» What is needed
Return all of the entries exactly as written.

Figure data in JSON
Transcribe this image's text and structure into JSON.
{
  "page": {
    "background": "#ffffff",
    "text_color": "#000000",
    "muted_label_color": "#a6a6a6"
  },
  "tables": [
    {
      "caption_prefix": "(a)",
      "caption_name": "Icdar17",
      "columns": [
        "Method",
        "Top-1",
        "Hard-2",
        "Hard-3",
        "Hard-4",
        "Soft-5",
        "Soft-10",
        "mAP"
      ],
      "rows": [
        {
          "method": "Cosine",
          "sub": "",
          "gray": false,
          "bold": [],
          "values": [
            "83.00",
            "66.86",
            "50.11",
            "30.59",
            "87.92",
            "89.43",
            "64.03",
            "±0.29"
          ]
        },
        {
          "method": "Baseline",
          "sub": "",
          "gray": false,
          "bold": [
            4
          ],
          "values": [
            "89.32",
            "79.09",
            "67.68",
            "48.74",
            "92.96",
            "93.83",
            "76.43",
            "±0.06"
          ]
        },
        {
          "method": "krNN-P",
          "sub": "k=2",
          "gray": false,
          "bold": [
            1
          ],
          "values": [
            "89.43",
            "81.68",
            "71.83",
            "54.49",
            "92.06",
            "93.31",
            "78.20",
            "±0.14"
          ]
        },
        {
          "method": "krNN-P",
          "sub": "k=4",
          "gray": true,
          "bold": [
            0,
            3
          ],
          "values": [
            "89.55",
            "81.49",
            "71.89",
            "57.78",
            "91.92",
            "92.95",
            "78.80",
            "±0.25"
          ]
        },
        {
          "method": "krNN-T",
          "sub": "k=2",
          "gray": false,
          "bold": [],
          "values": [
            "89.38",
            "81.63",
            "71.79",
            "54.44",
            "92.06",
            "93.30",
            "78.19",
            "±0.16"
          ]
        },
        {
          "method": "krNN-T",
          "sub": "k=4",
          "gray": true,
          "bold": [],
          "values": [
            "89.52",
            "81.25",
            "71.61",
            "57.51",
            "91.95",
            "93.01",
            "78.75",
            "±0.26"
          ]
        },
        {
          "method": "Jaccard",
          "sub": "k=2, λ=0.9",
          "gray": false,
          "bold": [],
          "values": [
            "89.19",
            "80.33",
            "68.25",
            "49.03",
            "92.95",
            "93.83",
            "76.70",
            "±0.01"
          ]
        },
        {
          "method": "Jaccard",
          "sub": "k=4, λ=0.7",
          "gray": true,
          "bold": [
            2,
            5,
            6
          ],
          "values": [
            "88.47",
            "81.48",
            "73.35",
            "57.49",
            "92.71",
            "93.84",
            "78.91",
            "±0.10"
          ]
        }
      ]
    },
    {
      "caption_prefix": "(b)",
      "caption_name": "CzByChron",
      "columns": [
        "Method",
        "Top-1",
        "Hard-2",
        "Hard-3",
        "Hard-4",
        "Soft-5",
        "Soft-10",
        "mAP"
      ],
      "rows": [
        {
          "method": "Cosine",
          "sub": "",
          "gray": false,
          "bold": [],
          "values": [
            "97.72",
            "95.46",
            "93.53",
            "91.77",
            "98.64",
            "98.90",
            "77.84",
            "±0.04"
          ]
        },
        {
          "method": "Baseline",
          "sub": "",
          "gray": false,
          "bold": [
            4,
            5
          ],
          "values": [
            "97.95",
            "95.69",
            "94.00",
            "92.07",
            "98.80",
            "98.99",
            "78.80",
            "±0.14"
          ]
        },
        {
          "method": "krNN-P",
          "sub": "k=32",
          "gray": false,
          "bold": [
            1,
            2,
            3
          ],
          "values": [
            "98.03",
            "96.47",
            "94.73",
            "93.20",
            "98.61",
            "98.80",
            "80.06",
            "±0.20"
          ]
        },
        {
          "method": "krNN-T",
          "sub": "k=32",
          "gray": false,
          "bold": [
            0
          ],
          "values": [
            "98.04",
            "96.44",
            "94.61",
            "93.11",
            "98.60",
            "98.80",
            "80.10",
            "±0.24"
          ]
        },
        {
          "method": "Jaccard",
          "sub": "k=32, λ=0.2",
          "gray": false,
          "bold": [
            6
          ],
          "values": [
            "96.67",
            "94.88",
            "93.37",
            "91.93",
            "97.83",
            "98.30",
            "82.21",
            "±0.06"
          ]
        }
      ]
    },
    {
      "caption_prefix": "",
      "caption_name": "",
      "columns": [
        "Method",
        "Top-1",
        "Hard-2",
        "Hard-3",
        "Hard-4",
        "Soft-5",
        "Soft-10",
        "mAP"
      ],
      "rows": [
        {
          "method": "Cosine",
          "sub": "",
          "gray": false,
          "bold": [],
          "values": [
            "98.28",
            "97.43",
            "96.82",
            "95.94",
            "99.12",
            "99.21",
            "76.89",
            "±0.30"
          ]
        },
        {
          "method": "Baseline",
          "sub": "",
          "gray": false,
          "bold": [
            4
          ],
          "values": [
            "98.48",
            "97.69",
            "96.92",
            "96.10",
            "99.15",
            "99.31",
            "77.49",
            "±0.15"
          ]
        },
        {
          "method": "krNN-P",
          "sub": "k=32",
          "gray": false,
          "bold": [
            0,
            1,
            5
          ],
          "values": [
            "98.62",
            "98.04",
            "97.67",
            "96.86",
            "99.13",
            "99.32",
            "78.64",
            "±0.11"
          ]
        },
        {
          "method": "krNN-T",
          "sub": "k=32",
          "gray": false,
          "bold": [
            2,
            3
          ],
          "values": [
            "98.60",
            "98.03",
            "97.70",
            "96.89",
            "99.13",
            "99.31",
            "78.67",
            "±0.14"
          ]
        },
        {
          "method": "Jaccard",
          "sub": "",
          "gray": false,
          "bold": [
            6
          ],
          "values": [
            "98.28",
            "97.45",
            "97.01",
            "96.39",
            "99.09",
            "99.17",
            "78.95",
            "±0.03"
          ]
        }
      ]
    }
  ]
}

» Response to the exercise
Transcribe this image's text and structure into JSON.
{
  "page": {
    "background": "#ffffff",
    "text_color": "#000000",
    "muted_label_color": "#a6a6a6"
  },
  "tables": [
    {
      "caption_prefix": "(a)",
      "caption_name": "Icdar17",
      "columns": [
        "Method",
        "Top-1",
        "Hard-2",
        "Hard-3",
        "Hard-4",
        "Soft-5",
        "Soft-10",
        "mAP"
      ],
      "rows": [
        {
          "method": "Cosine",
          "sub": "",
          "gray": false,
          "bold": [],
          "values": [
            "83.00",
            "66.86",
            "50.11",
            "30.59",
            "87.92",
            "89.43",
            "64.03",
            "±0.29"
          ]
        },
        {
          "method": "Baseline",
          "sub": "",
          "gray": false,
          "bold": [
            4
          ],
          "values": [
            "89.32",
            "79.09",
            "67.68",
            "48.74",
            "92.96",
            "93.83",
            "76.43",
            "±0.06"
          ]
        },
        {
          "method": "krNN-P",
          "sub": "k=2",
          "gray": false,
          "bold": [
            1
          ],
          "values": [
            "89.43",
            "81.68",
            "71.83",
            "54.49",
            "92.06",
            "93.31",
            "78.20",
            "±0.14"
          ]
        },
        {
          "method": "krNN-P",
          "sub": "k=4",
          "gray": true,
          "bold": [
            0,
            3
          ],
          "values": [
            "89.55",
            "81.49",
            "71.89",
            "57.78",
            "91.92",
            "92.95",
            "78.80",
            "±0.25"
          ]
        },
        {
          "method": "krNN-T",
          "sub": "k=2",
          "gray": false,
          "bold": [],
          "values": [
            "89.38",
            "81.63",
            "71.79",
            "54.44",
            "92.06",
            "93.30",
            "78.19",
            "±0.16"
          ]
        },
        {
          "method": "krNN-T",
          "sub": "k=4",
          "gray": true,
          "bold": [],
          "values": [
            "89.52",
            "81.25",
            "71.61",
            "57.51",
            "91.95",
            "93.01",
            "78.75",
            "±0.26"
          ]
        },
        {
          "method": "Jaccard",
          "sub": "k=2, λ=0.9",
          "gray": false,
          "bold": [],
          "values": [
            "89.19",
            "80.33",
            "68.25",
            "49.03",
            "92.95",
            "93.83",
            "76.70",
            "±0.01"
          ]
        },
        {
          "method": "Jaccard",
          "sub": "k=4, λ=0.7",
          "gray": true,
          "bold": [
            2,
            5,
            6
          ],
          "values": [
            "88.47",
            "81.48",
            "73.35",
            "57.49",
            "92.71",
            "93.84",
            "78.91",
            "±0.10"
          ]
        }
      ]
    },
    {
      "caption_prefix": "(b)",
      "caption_name": "CzByChron",
      "columns": [
        "Method",
        "Top-1",
        "Hard-2",
        "Hard-3",
        "Hard-4",
        "Soft-5",
        "Soft-10",
        "mAP"
      ],
      "rows": [
        {
          "method": "Cosine",
          "sub": "",
          "gray": false,
          "bold": [],
          "values": [
            "97.72",
            "95.46",
            "93.53",
            "91.77",
            "98.64",
            "98.90",
            "77.84",
            "±0.04"
          ]
        },
        {
          "method": "Baseline",
          "sub": "",
          "gray": false,
          "bold": [
            4,
            5
          ],
          "values": [
            "97.95",
            "95.69",
            "94.00",
            "92.07",
            "98.80",
            "98.99",
            "78.80",
            "±0.14"
          ]
        },
        {
          "method": "krNN-P",
          "sub": "k=32",
          "gray": false,
          "bold": [
            1,
            2,
            3
          ],
          "values": [
            "98.03",
            "96.47",
            "94.73",
            "93.20",
            "98.61",
            "98.80",
            "80.06",
            "±0.20"
          ]
        },
        {
          "method": "krNN-T",
          "sub": "k=32",
          "gray": false,
          "bold": [
            0
          ],
          "values": [
            "98.04",
            "96.44",
            "94.61",
            "93.11",
            "98.60",
            "98.80",
            "80.10",
            "±0.24"
          ]
        },
        {
          "method": "Jaccard",
          "sub": "k=32, λ=0.2",
          "gray": false,
          "bold": [
            6
          ],
          "values": [
            "96.67",
            "94.88",
            "93.37",
            "91.93",
            "97.83",
            "98.30",
            "82.21",
            "±0.06"
          ]
        }
      ]
    },
    {
      "caption_prefix": "",
      "caption_name": "",
      "columns": [
        "Method",
        "Top-1",
        "Hard-2",
        "Hard-3",
        "Hard-4",
        "Soft-5",
        "Soft-10",
        "mAP"
      ],
      "rows": [
        {
          "method": "Cosine",
          "sub": "",
          "gray": false,
          "bold": [],
          "values": [
            "98.28",
            "97.43",
            "96.82",
            "95.94",
            "99.12",
            "99.21",
            "76.89",
            "±0.30"
          ]
        },
        {
          "method": "Baseline",
          "sub": "",
          "gray": false,
          "bold": [
            4
          ],
          "values": [
            "98.48",
            "97.69",
            "96.92",
            "96.10",
            "99.15",
            "99.31",
            "77.49",
            "±0.15"
          ]
        },
        {
          "method": "krNN-P",
          "sub": "k=32",
          "gray": false,
          "bold": [
            0,
            1,
            5
          ],
          "values": [
            "98.62",
            "98.04",
            "97.67",
            "96.86",
            "99.13",
            "99.32",
            "78.64",
            "±0.11"
          ]
        },
        {
          "method": "krNN-T",
          "sub": "k=32",
          "gray": false,
          "bold": [
            2,
            3
          ],
          "values": [
            "98.60",
            "98.03",
            "97.70",
            "96.89",
            "99.13",
            "99.31",
            "78.67",
            "±0.14"
          ]
        },
        {
          "method": "Jaccard",
          "sub": "",
          "gray": false,
          "bold": [
            6
          ],
          "values": [
            "98.28",
            "97.45",
            "97.01",
            "96.39",
            "99.09",
            "99.17",
            "78.95",
            "±0.03"
          ]
        }
      ]
    }
  ]
}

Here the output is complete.